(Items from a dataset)
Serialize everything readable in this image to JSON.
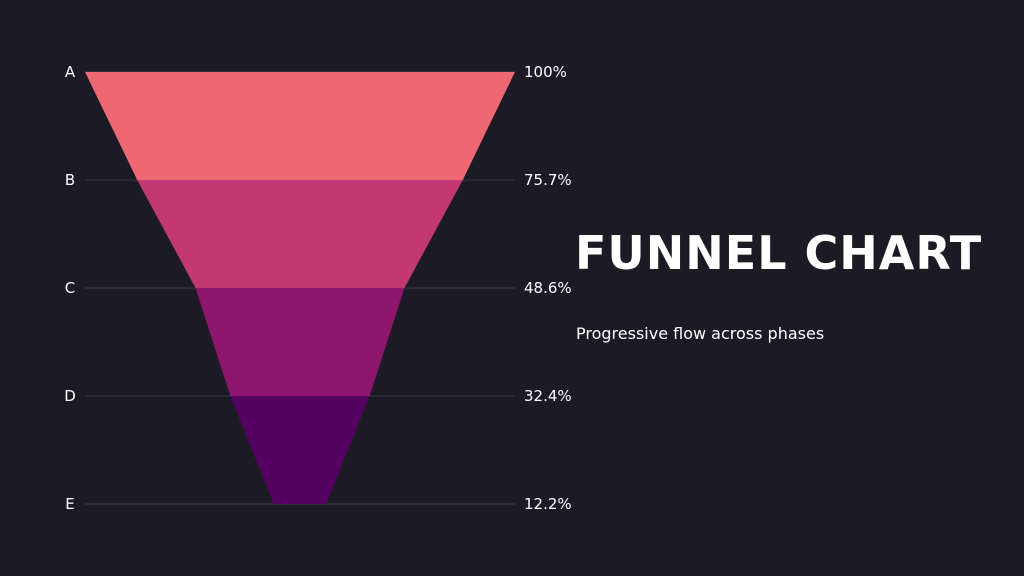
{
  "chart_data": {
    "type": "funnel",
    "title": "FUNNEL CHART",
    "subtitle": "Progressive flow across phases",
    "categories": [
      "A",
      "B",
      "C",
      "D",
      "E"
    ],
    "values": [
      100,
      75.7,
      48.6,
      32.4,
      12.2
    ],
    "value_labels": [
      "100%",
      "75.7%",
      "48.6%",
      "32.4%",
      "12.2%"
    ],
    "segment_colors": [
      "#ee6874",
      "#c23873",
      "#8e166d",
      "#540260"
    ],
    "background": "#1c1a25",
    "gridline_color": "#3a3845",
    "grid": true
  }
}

_TASK BRIEF_: Copy everything in the records above except the pictures, exactly as written.

_RESULT_:
Serialize everything readable in this image to JSON.
{
  "chart_data": {
    "type": "funnel",
    "title": "FUNNEL CHART",
    "subtitle": "Progressive flow across phases",
    "categories": [
      "A",
      "B",
      "C",
      "D",
      "E"
    ],
    "values": [
      100,
      75.7,
      48.6,
      32.4,
      12.2
    ],
    "value_labels": [
      "100%",
      "75.7%",
      "48.6%",
      "32.4%",
      "12.2%"
    ],
    "segment_colors": [
      "#ee6874",
      "#c23873",
      "#8e166d",
      "#540260"
    ],
    "background": "#1c1a25",
    "gridline_color": "#3a3845",
    "grid": true
  }
}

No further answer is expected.